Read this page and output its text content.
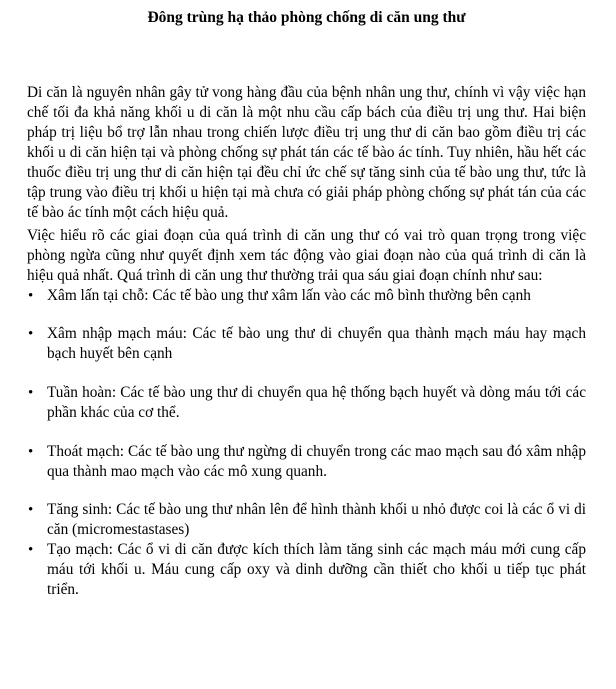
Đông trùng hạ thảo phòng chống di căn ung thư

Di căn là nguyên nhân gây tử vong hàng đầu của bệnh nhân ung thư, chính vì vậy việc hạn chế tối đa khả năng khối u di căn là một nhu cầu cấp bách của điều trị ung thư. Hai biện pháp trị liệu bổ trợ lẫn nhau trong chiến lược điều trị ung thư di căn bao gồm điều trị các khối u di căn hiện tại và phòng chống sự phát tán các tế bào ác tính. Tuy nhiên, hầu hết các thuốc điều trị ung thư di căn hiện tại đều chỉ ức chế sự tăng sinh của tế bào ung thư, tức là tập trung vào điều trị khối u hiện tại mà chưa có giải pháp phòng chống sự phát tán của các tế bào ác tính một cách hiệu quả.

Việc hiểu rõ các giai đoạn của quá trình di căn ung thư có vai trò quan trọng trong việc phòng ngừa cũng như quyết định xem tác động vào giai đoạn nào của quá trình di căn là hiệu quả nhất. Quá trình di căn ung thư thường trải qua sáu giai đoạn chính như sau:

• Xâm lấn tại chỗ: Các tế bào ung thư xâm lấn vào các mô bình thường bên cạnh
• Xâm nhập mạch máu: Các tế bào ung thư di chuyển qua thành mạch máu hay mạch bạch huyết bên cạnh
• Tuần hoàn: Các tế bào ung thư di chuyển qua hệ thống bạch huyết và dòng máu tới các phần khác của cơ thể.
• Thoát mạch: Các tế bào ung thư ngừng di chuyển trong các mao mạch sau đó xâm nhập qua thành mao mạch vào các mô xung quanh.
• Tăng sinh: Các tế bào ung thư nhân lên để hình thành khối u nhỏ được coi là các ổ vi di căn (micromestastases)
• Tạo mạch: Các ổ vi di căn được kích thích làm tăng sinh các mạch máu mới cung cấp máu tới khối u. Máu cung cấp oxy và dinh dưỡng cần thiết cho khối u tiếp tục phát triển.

* * * *

What you will do =>
All of the records need repeating exactly, except for the pictures.

Solution for this problem =>
Read this page and output its text content.
Đông trùng hạ thảo phòng chống di căn ung thư

Di căn là nguyên nhân gây tử vong hàng đầu của bệnh nhân ung thư, chính vì vậy việc hạn chế tối đa khả năng khối u di căn là một nhu cầu cấp bách của điều trị ung thư. Hai biện pháp trị liệu bổ trợ lẫn nhau trong chiến lược điều trị ung thư di căn bao gồm điều trị các khối u di căn hiện tại và phòng chống sự phát tán các tế bào ác tính. Tuy nhiên, hầu hết các thuốc điều trị ung thư di căn hiện tại đều chỉ ức chế sự tăng sinh của tế bào ung thư, tức là tập trung vào điều trị khối u hiện tại mà chưa có giải pháp phòng chống sự phát tán của các tế bào ác tính một cách hiệu quả.

Việc hiểu rõ các giai đoạn của quá trình di căn ung thư có vai trò quan trọng trong việc phòng ngừa cũng như quyết định xem tác động vào giai đoạn nào của quá trình di căn là hiệu quả nhất. Quá trình di căn ung thư thường trải qua sáu giai đoạn chính như sau:

• Xâm lấn tại chỗ: Các tế bào ung thư xâm lấn vào các mô bình thường bên cạnh
• Xâm nhập mạch máu: Các tế bào ung thư di chuyển qua thành mạch máu hay mạch bạch huyết bên cạnh
• Tuần hoàn: Các tế bào ung thư di chuyển qua hệ thống bạch huyết và dòng máu tới các phần khác của cơ thể.
• Thoát mạch: Các tế bào ung thư ngừng di chuyển trong các mao mạch sau đó xâm nhập qua thành mao mạch vào các mô xung quanh.
• Tăng sinh: Các tế bào ung thư nhân lên để hình thành khối u nhỏ được coi là các ổ vi di căn (micromestastases)
• Tạo mạch: Các ổ vi di căn được kích thích làm tăng sinh các mạch máu mới cung cấp máu tới khối u. Máu cung cấp oxy và dinh dưỡng cần thiết cho khối u tiếp tục phát triển.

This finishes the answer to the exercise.